▶ **DIRECTIONS FOR THIS TASK**:
Return each entry exactly, omitting nothing.

----- DATA IN THIS EXERCISE

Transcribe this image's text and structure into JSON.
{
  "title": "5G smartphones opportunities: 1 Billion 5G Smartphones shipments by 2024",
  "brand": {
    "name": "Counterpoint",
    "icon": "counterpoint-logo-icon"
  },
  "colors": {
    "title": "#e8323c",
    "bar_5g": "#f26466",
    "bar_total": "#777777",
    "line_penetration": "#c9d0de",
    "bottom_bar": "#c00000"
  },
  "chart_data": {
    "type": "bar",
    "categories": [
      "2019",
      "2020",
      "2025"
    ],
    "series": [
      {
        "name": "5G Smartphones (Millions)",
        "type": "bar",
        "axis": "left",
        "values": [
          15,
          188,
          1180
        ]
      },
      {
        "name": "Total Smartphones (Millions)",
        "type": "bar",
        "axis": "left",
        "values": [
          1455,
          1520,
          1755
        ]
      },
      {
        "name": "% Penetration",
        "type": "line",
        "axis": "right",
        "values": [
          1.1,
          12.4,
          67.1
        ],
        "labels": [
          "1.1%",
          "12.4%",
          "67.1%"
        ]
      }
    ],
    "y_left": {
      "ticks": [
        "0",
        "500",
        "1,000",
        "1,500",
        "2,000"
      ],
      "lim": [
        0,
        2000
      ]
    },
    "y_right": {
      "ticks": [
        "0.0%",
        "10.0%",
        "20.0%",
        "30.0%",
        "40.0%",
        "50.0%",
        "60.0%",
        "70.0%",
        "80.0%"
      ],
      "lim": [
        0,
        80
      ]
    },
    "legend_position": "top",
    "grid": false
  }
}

----------

▶ **COMPLETED TASK**:
Transcribe this image's text and structure into JSON.
{
  "title": "5G smartphones opportunities: 1 Billion 5G Smartphones shipments by 2024",
  "brand": {
    "name": "Counterpoint",
    "icon": "counterpoint-logo-icon"
  },
  "colors": {
    "title": "#e8323c",
    "bar_5g": "#f26466",
    "bar_total": "#777777",
    "line_penetration": "#c9d0de",
    "bottom_bar": "#c00000"
  },
  "chart_data": {
    "type": "bar",
    "categories": [
      "2019",
      "2020",
      "2025"
    ],
    "series": [
      {
        "name": "5G Smartphones (Millions)",
        "type": "bar",
        "axis": "left",
        "values": [
          15,
          188,
          1180
        ]
      },
      {
        "name": "Total Smartphones (Millions)",
        "type": "bar",
        "axis": "left",
        "values": [
          1455,
          1520,
          1755
        ]
      },
      {
        "name": "% Penetration",
        "type": "line",
        "axis": "right",
        "values": [
          1.1,
          12.4,
          67.1
        ],
        "labels": [
          "1.1%",
          "12.4%",
          "67.1%"
        ]
      }
    ],
    "y_left": {
      "ticks": [
        "0",
        "500",
        "1,000",
        "1,500",
        "2,000"
      ],
      "lim": [
        0,
        2000
      ]
    },
    "y_right": {
      "ticks": [
        "0.0%",
        "10.0%",
        "20.0%",
        "30.0%",
        "40.0%",
        "50.0%",
        "60.0%",
        "70.0%",
        "80.0%"
      ],
      "lim": [
        0,
        80
      ]
    },
    "legend_position": "top",
    "grid": false
  }
}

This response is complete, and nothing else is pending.